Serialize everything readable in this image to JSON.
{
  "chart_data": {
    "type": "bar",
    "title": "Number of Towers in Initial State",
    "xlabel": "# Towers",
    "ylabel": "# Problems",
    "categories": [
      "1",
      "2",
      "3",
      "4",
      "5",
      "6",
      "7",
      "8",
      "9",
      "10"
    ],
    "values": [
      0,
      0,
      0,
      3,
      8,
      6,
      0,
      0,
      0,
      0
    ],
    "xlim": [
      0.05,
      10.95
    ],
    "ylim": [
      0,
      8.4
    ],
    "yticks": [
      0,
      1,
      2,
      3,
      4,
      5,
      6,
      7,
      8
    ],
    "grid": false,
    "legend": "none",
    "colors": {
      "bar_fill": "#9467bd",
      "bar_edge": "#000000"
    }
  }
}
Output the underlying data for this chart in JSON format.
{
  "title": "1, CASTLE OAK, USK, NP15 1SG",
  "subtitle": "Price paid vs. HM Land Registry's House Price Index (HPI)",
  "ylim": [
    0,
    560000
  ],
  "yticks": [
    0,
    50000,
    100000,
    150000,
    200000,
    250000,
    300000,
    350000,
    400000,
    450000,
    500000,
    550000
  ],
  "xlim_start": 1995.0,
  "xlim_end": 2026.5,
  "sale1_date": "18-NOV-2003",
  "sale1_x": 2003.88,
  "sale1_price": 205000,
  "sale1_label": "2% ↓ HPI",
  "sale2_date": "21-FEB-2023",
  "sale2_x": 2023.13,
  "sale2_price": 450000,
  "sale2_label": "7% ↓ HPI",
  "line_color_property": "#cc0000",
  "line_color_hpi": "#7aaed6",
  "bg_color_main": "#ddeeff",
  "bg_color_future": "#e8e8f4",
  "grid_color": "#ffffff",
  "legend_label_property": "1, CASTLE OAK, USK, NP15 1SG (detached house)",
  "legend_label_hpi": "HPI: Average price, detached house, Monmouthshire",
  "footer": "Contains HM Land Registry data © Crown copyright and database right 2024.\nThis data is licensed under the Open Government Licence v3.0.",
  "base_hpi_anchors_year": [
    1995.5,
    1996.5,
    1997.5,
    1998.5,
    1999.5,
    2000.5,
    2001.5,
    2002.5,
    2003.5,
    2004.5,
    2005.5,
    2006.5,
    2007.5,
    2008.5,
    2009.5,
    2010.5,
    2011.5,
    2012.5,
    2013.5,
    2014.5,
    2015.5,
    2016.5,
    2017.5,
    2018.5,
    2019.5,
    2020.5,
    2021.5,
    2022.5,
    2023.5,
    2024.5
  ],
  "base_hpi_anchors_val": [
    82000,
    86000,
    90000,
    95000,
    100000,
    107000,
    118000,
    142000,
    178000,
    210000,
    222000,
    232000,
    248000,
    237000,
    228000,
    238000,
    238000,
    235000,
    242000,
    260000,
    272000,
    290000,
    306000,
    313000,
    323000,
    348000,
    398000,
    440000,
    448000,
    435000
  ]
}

◆ ◆ ◆ ◆ ◆ ◆ ◆

Requirements -> Repeat, with no changes, each line from the one with "Output the underlying" to the end of the listing, including both ends and nothing else.

Output below ->
Output the underlying data for this chart in JSON format.
{
  "title": "1, CASTLE OAK, USK, NP15 1SG",
  "subtitle": "Price paid vs. HM Land Registry's House Price Index (HPI)",
  "ylim": [
    0,
    560000
  ],
  "yticks": [
    0,
    50000,
    100000,
    150000,
    200000,
    250000,
    300000,
    350000,
    400000,
    450000,
    500000,
    550000
  ],
  "xlim_start": 1995.0,
  "xlim_end": 2026.5,
  "sale1_date": "18-NOV-2003",
  "sale1_x": 2003.88,
  "sale1_price": 205000,
  "sale1_label": "2% ↓ HPI",
  "sale2_date": "21-FEB-2023",
  "sale2_x": 2023.13,
  "sale2_price": 450000,
  "sale2_label": "7% ↓ HPI",
  "line_color_property": "#cc0000",
  "line_color_hpi": "#7aaed6",
  "bg_color_main": "#ddeeff",
  "bg_color_future": "#e8e8f4",
  "grid_color": "#ffffff",
  "legend_label_property": "1, CASTLE OAK, USK, NP15 1SG (detached house)",
  "legend_label_hpi": "HPI: Average price, detached house, Monmouthshire",
  "footer": "Contains HM Land Registry data © Crown copyright and database right 2024.\nThis data is licensed under the Open Government Licence v3.0.",
  "base_hpi_anchors_year": [
    1995.5,
    1996.5,
    1997.5,
    1998.5,
    1999.5,
    2000.5,
    2001.5,
    2002.5,
    2003.5,
    2004.5,
    2005.5,
    2006.5,
    2007.5,
    2008.5,
    2009.5,
    2010.5,
    2011.5,
    2012.5,
    2013.5,
    2014.5,
    2015.5,
    2016.5,
    2017.5,
    2018.5,
    2019.5,
    2020.5,
    2021.5,
    2022.5,
    2023.5,
    2024.5
  ],
  "base_hpi_anchors_val": [
    82000,
    86000,
    90000,
    95000,
    100000,
    107000,
    118000,
    142000,
    178000,
    210000,
    222000,
    232000,
    248000,
    237000,
    228000,
    238000,
    238000,
    235000,
    242000,
    260000,
    272000,
    290000,
    306000,
    313000,
    323000,
    348000,
    398000,
    440000,
    448000,
    435000
  ]
}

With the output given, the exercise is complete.